(Records about charts and figures)
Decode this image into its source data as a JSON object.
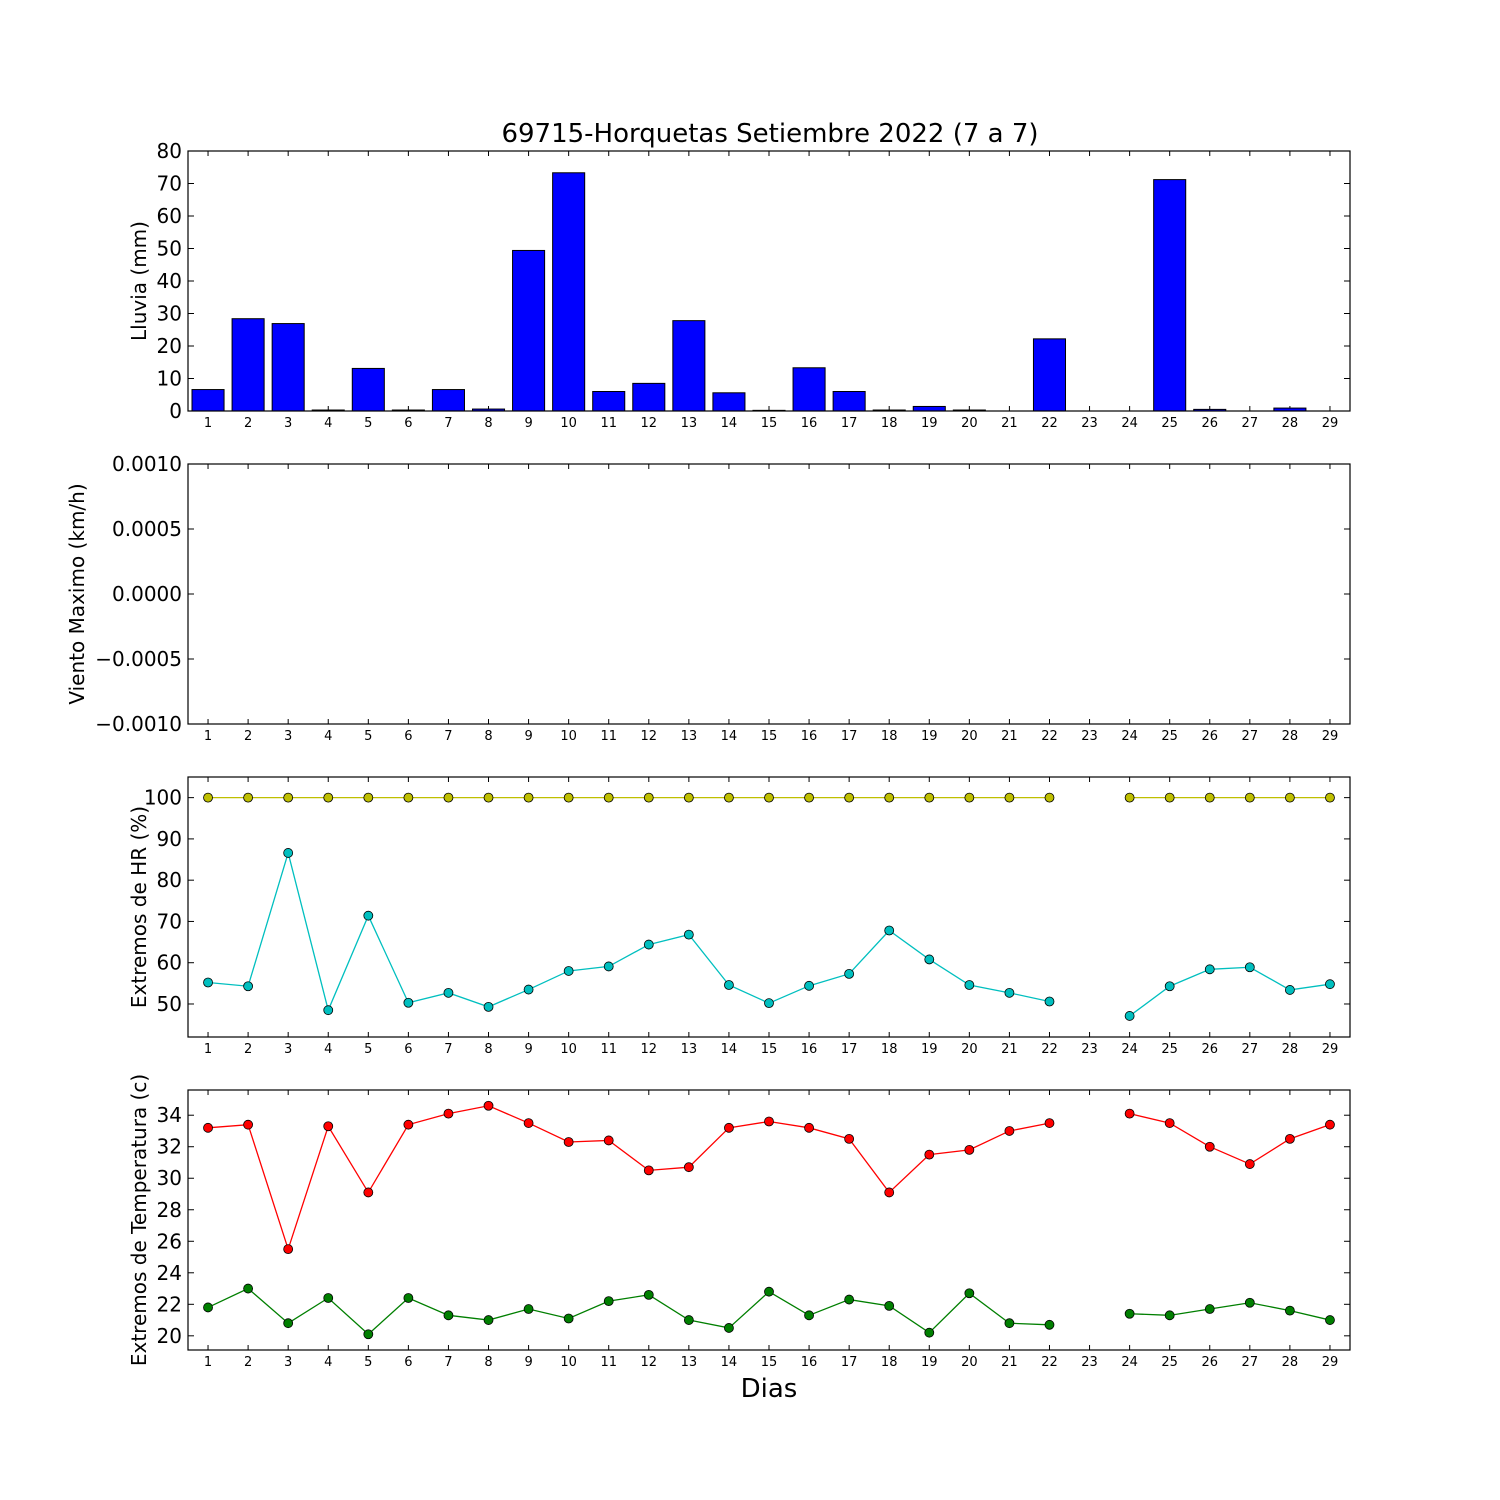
{
  "title": "69715-Horquetas Setiembre 2022  (7 a 7)",
  "xlabel": "Dias",
  "chart_data": [
    {
      "type": "bar",
      "ylabel": "Lluvia (mm)",
      "ylim": [
        0,
        80
      ],
      "yticks": [
        "0",
        "10",
        "20",
        "30",
        "40",
        "50",
        "60",
        "70",
        "80"
      ],
      "yticks_values": [
        0,
        10,
        20,
        30,
        40,
        50,
        60,
        70,
        80
      ],
      "categories": [
        "1",
        "2",
        "3",
        "4",
        "5",
        "6",
        "7",
        "8",
        "9",
        "10",
        "11",
        "12",
        "13",
        "14",
        "15",
        "16",
        "17",
        "18",
        "19",
        "20",
        "21",
        "22",
        "23",
        "24",
        "25",
        "26",
        "27",
        "28",
        "29"
      ],
      "x": [
        1,
        2,
        3,
        4,
        5,
        6,
        7,
        8,
        9,
        10,
        11,
        12,
        13,
        14,
        15,
        16,
        17,
        18,
        19,
        20,
        21,
        22,
        23,
        24,
        25,
        26,
        27,
        28,
        29
      ],
      "values": [
        6.6,
        28.4,
        26.9,
        0.3,
        13.1,
        0.3,
        6.6,
        0.6,
        49.4,
        73.3,
        6.0,
        8.5,
        27.8,
        5.6,
        0.2,
        13.3,
        6.0,
        0.3,
        1.4,
        0.3,
        0,
        22.2,
        0,
        0,
        71.2,
        0.5,
        0,
        0.9,
        0
      ],
      "color": "#0000ff"
    },
    {
      "type": "line",
      "ylabel": "Viento Maximo (km/h)",
      "ylim": [
        -0.001,
        0.001
      ],
      "yticks": [
        "−0.0010",
        "−0.0005",
        "0.0000",
        "0.0005",
        "0.0010"
      ],
      "yticks_values": [
        -0.001,
        -0.0005,
        0,
        0.0005,
        0.001
      ],
      "categories": [
        "1",
        "2",
        "3",
        "4",
        "5",
        "6",
        "7",
        "8",
        "9",
        "10",
        "11",
        "12",
        "13",
        "14",
        "15",
        "16",
        "17",
        "18",
        "19",
        "20",
        "21",
        "22",
        "23",
        "24",
        "25",
        "26",
        "27",
        "28",
        "29"
      ],
      "series": []
    },
    {
      "type": "line",
      "ylabel": "Extremos de HR (%)",
      "ylim": [
        42,
        105
      ],
      "yticks": [
        "50",
        "60",
        "70",
        "80",
        "90",
        "100"
      ],
      "yticks_values": [
        50,
        60,
        70,
        80,
        90,
        100
      ],
      "categories": [
        "1",
        "2",
        "3",
        "4",
        "5",
        "6",
        "7",
        "8",
        "9",
        "10",
        "11",
        "12",
        "13",
        "14",
        "15",
        "16",
        "17",
        "18",
        "19",
        "20",
        "21",
        "22",
        "23",
        "24",
        "25",
        "26",
        "27",
        "28",
        "29"
      ],
      "x": [
        1,
        2,
        3,
        4,
        5,
        6,
        7,
        8,
        9,
        10,
        11,
        12,
        13,
        14,
        15,
        16,
        17,
        18,
        19,
        20,
        21,
        22,
        23,
        24,
        25,
        26,
        27,
        28,
        29
      ],
      "series": [
        {
          "color": "#bfbf00",
          "values": [
            100,
            100,
            100,
            100,
            100,
            100,
            100,
            100,
            100,
            100,
            100,
            100,
            100,
            100,
            100,
            100,
            100,
            100,
            100,
            100,
            100,
            100,
            null,
            100,
            100,
            100,
            100,
            100,
            100
          ]
        },
        {
          "color": "#00bfbf",
          "values": [
            55.2,
            54.3,
            86.6,
            48.5,
            71.4,
            50.3,
            52.7,
            49.3,
            53.5,
            58.0,
            59.1,
            64.4,
            66.8,
            54.6,
            50.2,
            54.4,
            57.3,
            67.8,
            60.8,
            54.6,
            52.7,
            50.6,
            null,
            47.1,
            54.3,
            58.4,
            58.9,
            53.4,
            54.8
          ]
        }
      ]
    },
    {
      "type": "line",
      "ylabel": "Extremos de Temperatura (c)",
      "ylim": [
        19.1,
        35.6
      ],
      "yticks": [
        "20",
        "22",
        "24",
        "26",
        "28",
        "30",
        "32",
        "34"
      ],
      "yticks_values": [
        20,
        22,
        24,
        26,
        28,
        30,
        32,
        34
      ],
      "categories": [
        "1",
        "2",
        "3",
        "4",
        "5",
        "6",
        "7",
        "8",
        "9",
        "10",
        "11",
        "12",
        "13",
        "14",
        "15",
        "16",
        "17",
        "18",
        "19",
        "20",
        "21",
        "22",
        "23",
        "24",
        "25",
        "26",
        "27",
        "28",
        "29"
      ],
      "x": [
        1,
        2,
        3,
        4,
        5,
        6,
        7,
        8,
        9,
        10,
        11,
        12,
        13,
        14,
        15,
        16,
        17,
        18,
        19,
        20,
        21,
        22,
        23,
        24,
        25,
        26,
        27,
        28,
        29
      ],
      "series": [
        {
          "color": "#ff0000",
          "values": [
            33.2,
            33.4,
            25.5,
            33.3,
            29.1,
            33.4,
            34.1,
            34.6,
            33.5,
            32.3,
            32.4,
            30.5,
            30.7,
            33.2,
            33.6,
            33.2,
            32.5,
            29.1,
            31.5,
            31.8,
            33.0,
            33.5,
            null,
            34.1,
            33.5,
            32.0,
            30.9,
            32.5,
            33.4
          ]
        },
        {
          "color": "#007f00",
          "values": [
            21.8,
            23.0,
            20.8,
            22.4,
            20.1,
            22.4,
            21.3,
            21.0,
            21.7,
            21.1,
            22.2,
            22.6,
            21.0,
            20.5,
            22.8,
            21.3,
            22.3,
            21.9,
            20.2,
            22.7,
            20.8,
            20.7,
            null,
            21.4,
            21.3,
            21.7,
            22.1,
            21.6,
            21.0
          ]
        }
      ]
    }
  ]
}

▸ Your goal:
Copy out every line of the material above that mentions the word "ylabel".

▸ Result for this exercise:
      "ylabel": "Lluvia (mm)",
      "ylabel": "Viento Maximo (km/h)",
      "ylabel": "Extremos de HR (%)",
      "ylabel": "Extremos de Temperatura (c)",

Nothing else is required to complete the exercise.